» PROBLEM STATEMENT: Where a line in the data below includes the word "Behandlung", count it. State the total and nothing more.

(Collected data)
++++++++++
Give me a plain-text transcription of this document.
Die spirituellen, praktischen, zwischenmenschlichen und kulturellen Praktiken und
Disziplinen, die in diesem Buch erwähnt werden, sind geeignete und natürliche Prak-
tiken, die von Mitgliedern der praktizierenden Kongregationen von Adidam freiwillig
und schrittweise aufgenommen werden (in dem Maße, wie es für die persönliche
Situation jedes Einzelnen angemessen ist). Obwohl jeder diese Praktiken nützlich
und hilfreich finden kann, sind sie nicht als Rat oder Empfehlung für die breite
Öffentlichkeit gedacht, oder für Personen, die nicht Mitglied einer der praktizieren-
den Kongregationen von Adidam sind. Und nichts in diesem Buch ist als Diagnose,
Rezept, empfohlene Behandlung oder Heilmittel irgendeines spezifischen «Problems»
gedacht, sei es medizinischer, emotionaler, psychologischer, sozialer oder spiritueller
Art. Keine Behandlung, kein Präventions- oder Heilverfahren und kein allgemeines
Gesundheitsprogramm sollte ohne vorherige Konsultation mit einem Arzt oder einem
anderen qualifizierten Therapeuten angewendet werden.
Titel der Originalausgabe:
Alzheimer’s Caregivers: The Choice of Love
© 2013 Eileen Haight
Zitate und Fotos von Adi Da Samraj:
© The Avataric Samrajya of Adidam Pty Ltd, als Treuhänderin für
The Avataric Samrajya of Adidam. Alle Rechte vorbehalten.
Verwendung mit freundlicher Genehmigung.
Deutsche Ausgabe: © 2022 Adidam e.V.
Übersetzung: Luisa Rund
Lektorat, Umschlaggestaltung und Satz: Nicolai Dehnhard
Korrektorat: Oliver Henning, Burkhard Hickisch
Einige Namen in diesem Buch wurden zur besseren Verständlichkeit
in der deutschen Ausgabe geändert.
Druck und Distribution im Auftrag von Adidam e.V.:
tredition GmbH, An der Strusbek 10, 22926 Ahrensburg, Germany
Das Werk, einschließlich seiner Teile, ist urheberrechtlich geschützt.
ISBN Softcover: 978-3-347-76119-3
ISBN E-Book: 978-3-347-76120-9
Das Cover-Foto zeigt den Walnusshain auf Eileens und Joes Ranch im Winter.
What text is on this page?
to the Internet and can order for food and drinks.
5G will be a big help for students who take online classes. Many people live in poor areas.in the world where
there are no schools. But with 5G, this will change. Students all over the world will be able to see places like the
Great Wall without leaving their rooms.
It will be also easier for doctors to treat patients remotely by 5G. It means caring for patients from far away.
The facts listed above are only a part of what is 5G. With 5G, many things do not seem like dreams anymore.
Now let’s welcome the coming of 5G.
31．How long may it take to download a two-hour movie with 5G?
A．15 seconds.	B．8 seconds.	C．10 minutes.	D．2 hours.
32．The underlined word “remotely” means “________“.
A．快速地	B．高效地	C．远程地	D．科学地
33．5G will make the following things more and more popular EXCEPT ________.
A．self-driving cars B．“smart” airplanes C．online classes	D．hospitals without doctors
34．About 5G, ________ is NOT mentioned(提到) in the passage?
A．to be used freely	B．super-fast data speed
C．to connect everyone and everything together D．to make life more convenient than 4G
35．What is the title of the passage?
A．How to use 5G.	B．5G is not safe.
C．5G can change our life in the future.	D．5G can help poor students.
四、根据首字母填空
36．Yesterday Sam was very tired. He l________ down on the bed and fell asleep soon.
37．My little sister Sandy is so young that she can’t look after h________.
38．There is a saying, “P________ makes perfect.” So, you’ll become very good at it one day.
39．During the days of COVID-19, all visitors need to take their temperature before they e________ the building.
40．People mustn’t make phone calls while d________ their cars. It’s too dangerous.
++++++++++
» OUTPUT OF THE EXERCISE: 2